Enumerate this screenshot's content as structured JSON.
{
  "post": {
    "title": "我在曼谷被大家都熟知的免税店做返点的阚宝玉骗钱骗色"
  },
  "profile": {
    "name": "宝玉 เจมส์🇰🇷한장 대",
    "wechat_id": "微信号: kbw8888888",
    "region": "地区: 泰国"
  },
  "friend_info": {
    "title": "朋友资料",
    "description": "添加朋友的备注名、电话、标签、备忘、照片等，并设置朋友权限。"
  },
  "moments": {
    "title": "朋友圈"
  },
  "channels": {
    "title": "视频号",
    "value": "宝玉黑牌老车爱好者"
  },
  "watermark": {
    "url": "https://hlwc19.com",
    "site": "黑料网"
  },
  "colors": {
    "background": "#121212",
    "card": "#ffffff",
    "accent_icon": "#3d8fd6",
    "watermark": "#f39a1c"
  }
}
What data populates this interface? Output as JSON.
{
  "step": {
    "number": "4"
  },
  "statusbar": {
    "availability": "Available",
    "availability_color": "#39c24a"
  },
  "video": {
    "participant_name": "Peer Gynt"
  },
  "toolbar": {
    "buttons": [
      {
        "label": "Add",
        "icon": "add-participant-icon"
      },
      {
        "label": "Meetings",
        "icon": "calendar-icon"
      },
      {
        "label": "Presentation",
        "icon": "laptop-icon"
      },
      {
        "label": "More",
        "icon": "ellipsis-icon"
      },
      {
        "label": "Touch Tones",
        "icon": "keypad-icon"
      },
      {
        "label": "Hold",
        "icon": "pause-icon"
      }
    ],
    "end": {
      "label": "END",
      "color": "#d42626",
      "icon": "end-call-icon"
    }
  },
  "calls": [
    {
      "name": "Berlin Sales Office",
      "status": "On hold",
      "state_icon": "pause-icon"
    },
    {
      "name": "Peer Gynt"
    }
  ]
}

_ _ _ _ _

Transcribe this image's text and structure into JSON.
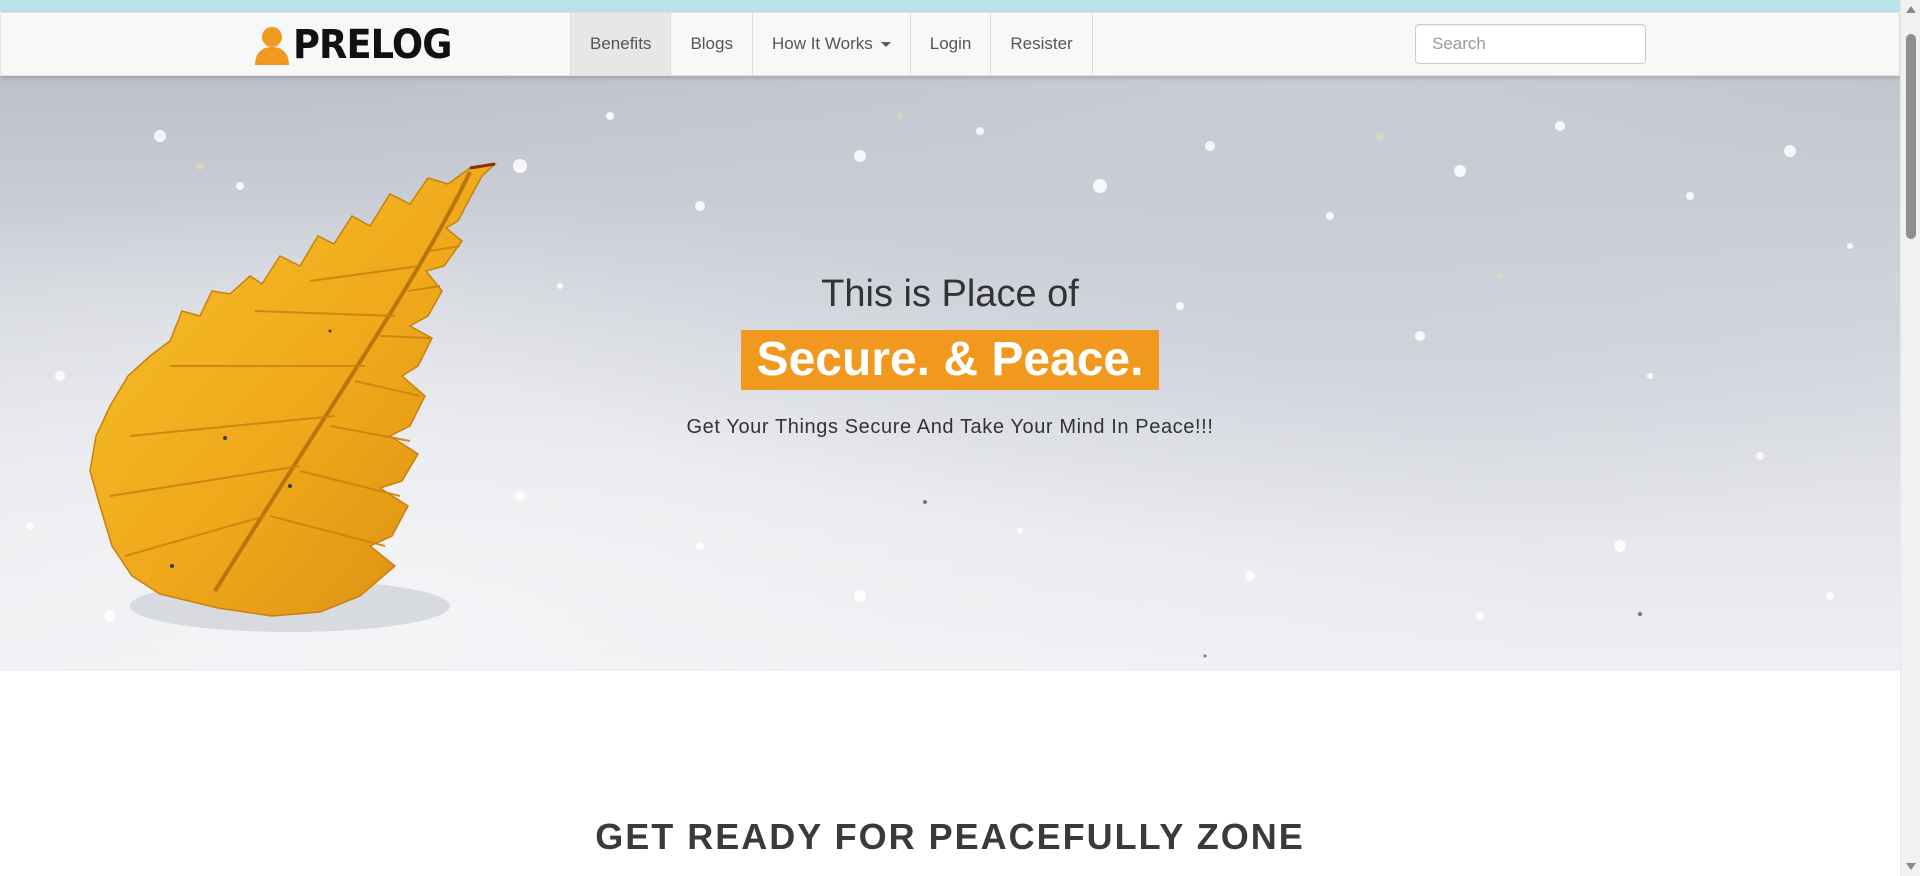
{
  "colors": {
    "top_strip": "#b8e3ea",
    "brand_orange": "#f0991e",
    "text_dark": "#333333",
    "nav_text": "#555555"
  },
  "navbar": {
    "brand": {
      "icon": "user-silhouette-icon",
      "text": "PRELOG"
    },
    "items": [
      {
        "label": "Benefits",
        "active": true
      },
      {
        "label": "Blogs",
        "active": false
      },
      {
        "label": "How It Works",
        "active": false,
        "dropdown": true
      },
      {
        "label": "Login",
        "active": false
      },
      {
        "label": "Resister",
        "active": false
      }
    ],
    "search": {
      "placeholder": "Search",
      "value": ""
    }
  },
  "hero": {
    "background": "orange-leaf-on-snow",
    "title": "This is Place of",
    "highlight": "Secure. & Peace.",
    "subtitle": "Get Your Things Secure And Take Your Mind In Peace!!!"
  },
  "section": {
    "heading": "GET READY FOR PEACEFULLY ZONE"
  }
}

_ _ _ _ _

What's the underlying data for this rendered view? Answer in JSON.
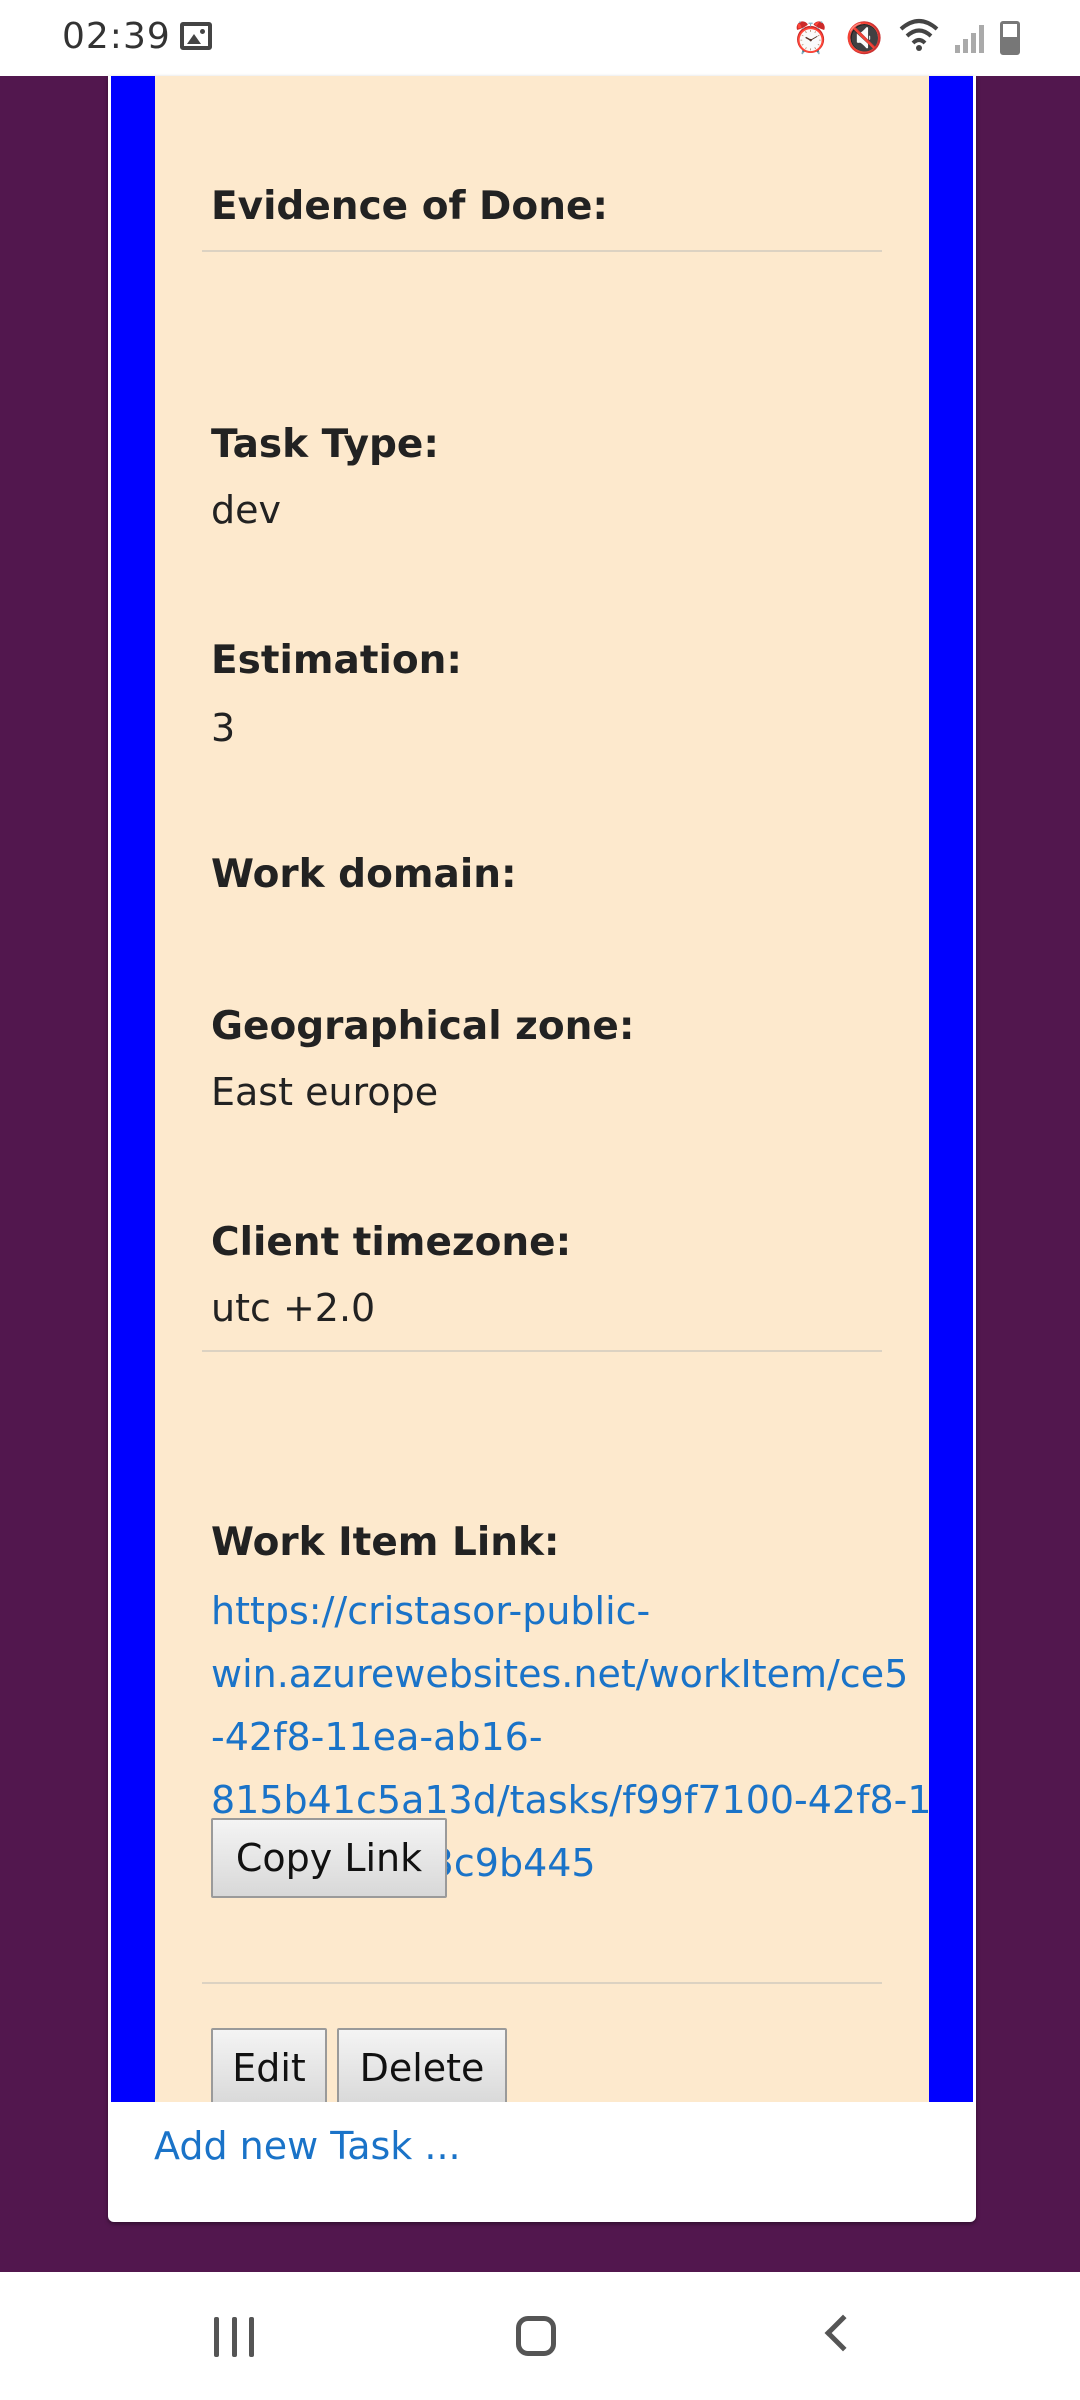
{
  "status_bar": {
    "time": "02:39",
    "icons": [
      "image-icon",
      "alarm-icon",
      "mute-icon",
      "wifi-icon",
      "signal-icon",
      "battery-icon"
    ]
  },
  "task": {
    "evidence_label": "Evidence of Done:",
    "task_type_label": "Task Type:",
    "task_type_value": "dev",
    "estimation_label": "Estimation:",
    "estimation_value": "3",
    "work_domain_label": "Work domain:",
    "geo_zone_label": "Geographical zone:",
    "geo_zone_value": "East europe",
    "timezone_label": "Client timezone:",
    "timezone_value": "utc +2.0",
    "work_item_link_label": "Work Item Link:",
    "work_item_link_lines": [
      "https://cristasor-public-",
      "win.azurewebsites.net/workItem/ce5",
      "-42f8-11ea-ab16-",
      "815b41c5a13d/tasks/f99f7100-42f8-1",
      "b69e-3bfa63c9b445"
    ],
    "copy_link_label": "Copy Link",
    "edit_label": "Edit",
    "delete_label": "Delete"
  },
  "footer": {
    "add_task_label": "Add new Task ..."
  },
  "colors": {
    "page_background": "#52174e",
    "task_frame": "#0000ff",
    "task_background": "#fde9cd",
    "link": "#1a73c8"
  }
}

_ _ _ _ _

[Work to do] Return only the number of lines in the data that contain "Peer".

[Solution to this exercise] 2